--- START Records for this task ---

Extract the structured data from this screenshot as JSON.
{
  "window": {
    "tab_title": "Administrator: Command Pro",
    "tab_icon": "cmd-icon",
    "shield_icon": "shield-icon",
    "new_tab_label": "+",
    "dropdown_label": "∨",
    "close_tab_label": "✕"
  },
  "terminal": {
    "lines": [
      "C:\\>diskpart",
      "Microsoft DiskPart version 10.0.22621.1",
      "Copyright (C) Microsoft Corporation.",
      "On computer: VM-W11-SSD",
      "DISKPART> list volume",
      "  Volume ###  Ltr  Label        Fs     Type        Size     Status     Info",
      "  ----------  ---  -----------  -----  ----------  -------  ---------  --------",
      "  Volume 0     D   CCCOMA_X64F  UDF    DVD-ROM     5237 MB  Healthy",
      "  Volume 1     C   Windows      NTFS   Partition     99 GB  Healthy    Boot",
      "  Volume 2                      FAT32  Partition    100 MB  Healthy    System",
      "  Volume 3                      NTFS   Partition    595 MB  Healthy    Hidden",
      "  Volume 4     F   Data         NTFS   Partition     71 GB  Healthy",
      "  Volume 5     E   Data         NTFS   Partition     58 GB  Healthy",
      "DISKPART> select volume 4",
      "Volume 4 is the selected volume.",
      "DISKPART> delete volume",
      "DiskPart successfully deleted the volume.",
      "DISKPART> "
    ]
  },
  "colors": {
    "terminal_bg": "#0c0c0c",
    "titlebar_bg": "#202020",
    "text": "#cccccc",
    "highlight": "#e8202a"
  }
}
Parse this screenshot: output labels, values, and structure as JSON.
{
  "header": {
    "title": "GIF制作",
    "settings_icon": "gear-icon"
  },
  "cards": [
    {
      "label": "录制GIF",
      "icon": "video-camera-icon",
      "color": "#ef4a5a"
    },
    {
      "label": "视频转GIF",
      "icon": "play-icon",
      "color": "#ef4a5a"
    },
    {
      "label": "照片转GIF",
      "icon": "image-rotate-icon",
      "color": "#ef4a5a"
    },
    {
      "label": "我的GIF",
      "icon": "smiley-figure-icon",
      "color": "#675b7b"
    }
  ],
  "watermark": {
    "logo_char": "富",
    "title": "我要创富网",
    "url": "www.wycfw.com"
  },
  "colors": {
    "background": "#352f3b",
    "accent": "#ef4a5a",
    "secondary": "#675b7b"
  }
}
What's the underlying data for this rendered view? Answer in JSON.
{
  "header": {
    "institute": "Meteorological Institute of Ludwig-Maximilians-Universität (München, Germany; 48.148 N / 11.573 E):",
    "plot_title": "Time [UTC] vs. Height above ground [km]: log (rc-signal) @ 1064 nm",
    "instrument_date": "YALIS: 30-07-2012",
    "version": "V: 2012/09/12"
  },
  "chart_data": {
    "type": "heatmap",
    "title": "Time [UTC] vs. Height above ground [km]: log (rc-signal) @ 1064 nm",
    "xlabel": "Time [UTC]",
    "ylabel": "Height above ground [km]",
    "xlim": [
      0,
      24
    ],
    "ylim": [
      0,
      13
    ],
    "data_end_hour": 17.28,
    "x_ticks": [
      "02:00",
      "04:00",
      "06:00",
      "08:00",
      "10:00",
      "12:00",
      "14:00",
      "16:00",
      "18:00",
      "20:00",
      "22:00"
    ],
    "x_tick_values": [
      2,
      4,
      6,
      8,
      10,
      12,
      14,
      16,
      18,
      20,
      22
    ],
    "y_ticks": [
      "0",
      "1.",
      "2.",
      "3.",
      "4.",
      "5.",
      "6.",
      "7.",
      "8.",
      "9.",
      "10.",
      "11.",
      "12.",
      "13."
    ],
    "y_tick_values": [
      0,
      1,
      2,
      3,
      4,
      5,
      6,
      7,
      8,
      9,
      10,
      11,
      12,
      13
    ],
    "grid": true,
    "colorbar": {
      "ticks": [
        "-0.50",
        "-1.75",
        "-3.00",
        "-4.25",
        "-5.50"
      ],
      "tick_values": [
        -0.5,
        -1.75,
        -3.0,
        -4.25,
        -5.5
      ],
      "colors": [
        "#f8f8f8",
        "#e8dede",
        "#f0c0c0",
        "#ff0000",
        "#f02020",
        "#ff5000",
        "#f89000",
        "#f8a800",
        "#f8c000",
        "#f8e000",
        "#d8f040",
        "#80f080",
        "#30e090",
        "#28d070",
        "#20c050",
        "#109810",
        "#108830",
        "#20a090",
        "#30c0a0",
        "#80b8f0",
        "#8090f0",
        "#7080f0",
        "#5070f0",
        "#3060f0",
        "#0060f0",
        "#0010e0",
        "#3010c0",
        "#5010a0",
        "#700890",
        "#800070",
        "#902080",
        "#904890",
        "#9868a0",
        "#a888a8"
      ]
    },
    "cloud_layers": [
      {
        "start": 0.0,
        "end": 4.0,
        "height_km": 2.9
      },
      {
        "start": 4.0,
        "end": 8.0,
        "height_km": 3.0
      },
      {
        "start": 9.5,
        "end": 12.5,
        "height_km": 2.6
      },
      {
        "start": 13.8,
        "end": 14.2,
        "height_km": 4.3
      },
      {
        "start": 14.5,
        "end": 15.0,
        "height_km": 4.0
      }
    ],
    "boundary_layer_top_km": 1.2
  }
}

--- END Records for this task ---

Stated exercise - Reproduce the full set of records precisely.

Full answer -
Extract the structured data from this screenshot as JSON.
{
  "window": {
    "tab_title": "Administrator: Command Pro",
    "tab_icon": "cmd-icon",
    "shield_icon": "shield-icon",
    "new_tab_label": "+",
    "dropdown_label": "∨",
    "close_tab_label": "✕"
  },
  "terminal": {
    "lines": [
      "C:\\>diskpart",
      "Microsoft DiskPart version 10.0.22621.1",
      "Copyright (C) Microsoft Corporation.",
      "On computer: VM-W11-SSD",
      "DISKPART> list volume",
      "  Volume ###  Ltr  Label        Fs     Type        Size     Status     Info",
      "  ----------  ---  -----------  -----  ----------  -------  ---------  --------",
      "  Volume 0     D   CCCOMA_X64F  UDF    DVD-ROM     5237 MB  Healthy",
      "  Volume 1     C   Windows      NTFS   Partition     99 GB  Healthy    Boot",
      "  Volume 2                      FAT32  Partition    100 MB  Healthy    System",
      "  Volume 3                      NTFS   Partition    595 MB  Healthy    Hidden",
      "  Volume 4     F   Data         NTFS   Partition     71 GB  Healthy",
      "  Volume 5     E   Data         NTFS   Partition     58 GB  Healthy",
      "DISKPART> select volume 4",
      "Volume 4 is the selected volume.",
      "DISKPART> delete volume",
      "DiskPart successfully deleted the volume.",
      "DISKPART> "
    ]
  },
  "colors": {
    "terminal_bg": "#0c0c0c",
    "titlebar_bg": "#202020",
    "text": "#cccccc",
    "highlight": "#e8202a"
  }
}
Parse this screenshot: output labels, values, and structure as JSON.
{
  "header": {
    "title": "GIF制作",
    "settings_icon": "gear-icon"
  },
  "cards": [
    {
      "label": "录制GIF",
      "icon": "video-camera-icon",
      "color": "#ef4a5a"
    },
    {
      "label": "视频转GIF",
      "icon": "play-icon",
      "color": "#ef4a5a"
    },
    {
      "label": "照片转GIF",
      "icon": "image-rotate-icon",
      "color": "#ef4a5a"
    },
    {
      "label": "我的GIF",
      "icon": "smiley-figure-icon",
      "color": "#675b7b"
    }
  ],
  "watermark": {
    "logo_char": "富",
    "title": "我要创富网",
    "url": "www.wycfw.com"
  },
  "colors": {
    "background": "#352f3b",
    "accent": "#ef4a5a",
    "secondary": "#675b7b"
  }
}
What's the underlying data for this rendered view? Answer in JSON.
{
  "header": {
    "institute": "Meteorological Institute of Ludwig-Maximilians-Universität (München, Germany; 48.148 N / 11.573 E):",
    "plot_title": "Time [UTC] vs. Height above ground [km]: log (rc-signal) @ 1064 nm",
    "instrument_date": "YALIS: 30-07-2012",
    "version": "V: 2012/09/12"
  },
  "chart_data": {
    "type": "heatmap",
    "title": "Time [UTC] vs. Height above ground [km]: log (rc-signal) @ 1064 nm",
    "xlabel": "Time [UTC]",
    "ylabel": "Height above ground [km]",
    "xlim": [
      0,
      24
    ],
    "ylim": [
      0,
      13
    ],
    "data_end_hour": 17.28,
    "x_ticks": [
      "02:00",
      "04:00",
      "06:00",
      "08:00",
      "10:00",
      "12:00",
      "14:00",
      "16:00",
      "18:00",
      "20:00",
      "22:00"
    ],
    "x_tick_values": [
      2,
      4,
      6,
      8,
      10,
      12,
      14,
      16,
      18,
      20,
      22
    ],
    "y_ticks": [
      "0",
      "1.",
      "2.",
      "3.",
      "4.",
      "5.",
      "6.",
      "7.",
      "8.",
      "9.",
      "10.",
      "11.",
      "12.",
      "13."
    ],
    "y_tick_values": [
      0,
      1,
      2,
      3,
      4,
      5,
      6,
      7,
      8,
      9,
      10,
      11,
      12,
      13
    ],
    "grid": true,
    "colorbar": {
      "ticks": [
        "-0.50",
        "-1.75",
        "-3.00",
        "-4.25",
        "-5.50"
      ],
      "tick_values": [
        -0.5,
        -1.75,
        -3.0,
        -4.25,
        -5.5
      ],
      "colors": [
        "#f8f8f8",
        "#e8dede",
        "#f0c0c0",
        "#ff0000",
        "#f02020",
        "#ff5000",
        "#f89000",
        "#f8a800",
        "#f8c000",
        "#f8e000",
        "#d8f040",
        "#80f080",
        "#30e090",
        "#28d070",
        "#20c050",
        "#109810",
        "#108830",
        "#20a090",
        "#30c0a0",
        "#80b8f0",
        "#8090f0",
        "#7080f0",
        "#5070f0",
        "#3060f0",
        "#0060f0",
        "#0010e0",
        "#3010c0",
        "#5010a0",
        "#700890",
        "#800070",
        "#902080",
        "#904890",
        "#9868a0",
        "#a888a8"
      ]
    },
    "cloud_layers": [
      {
        "start": 0.0,
        "end": 4.0,
        "height_km": 2.9
      },
      {
        "start": 4.0,
        "end": 8.0,
        "height_km": 3.0
      },
      {
        "start": 9.5,
        "end": 12.5,
        "height_km": 2.6
      },
      {
        "start": 13.8,
        "end": 14.2,
        "height_km": 4.3
      },
      {
        "start": 14.5,
        "end": 15.0,
        "height_km": 4.0
      }
    ],
    "boundary_layer_top_km": 1.2
  }
}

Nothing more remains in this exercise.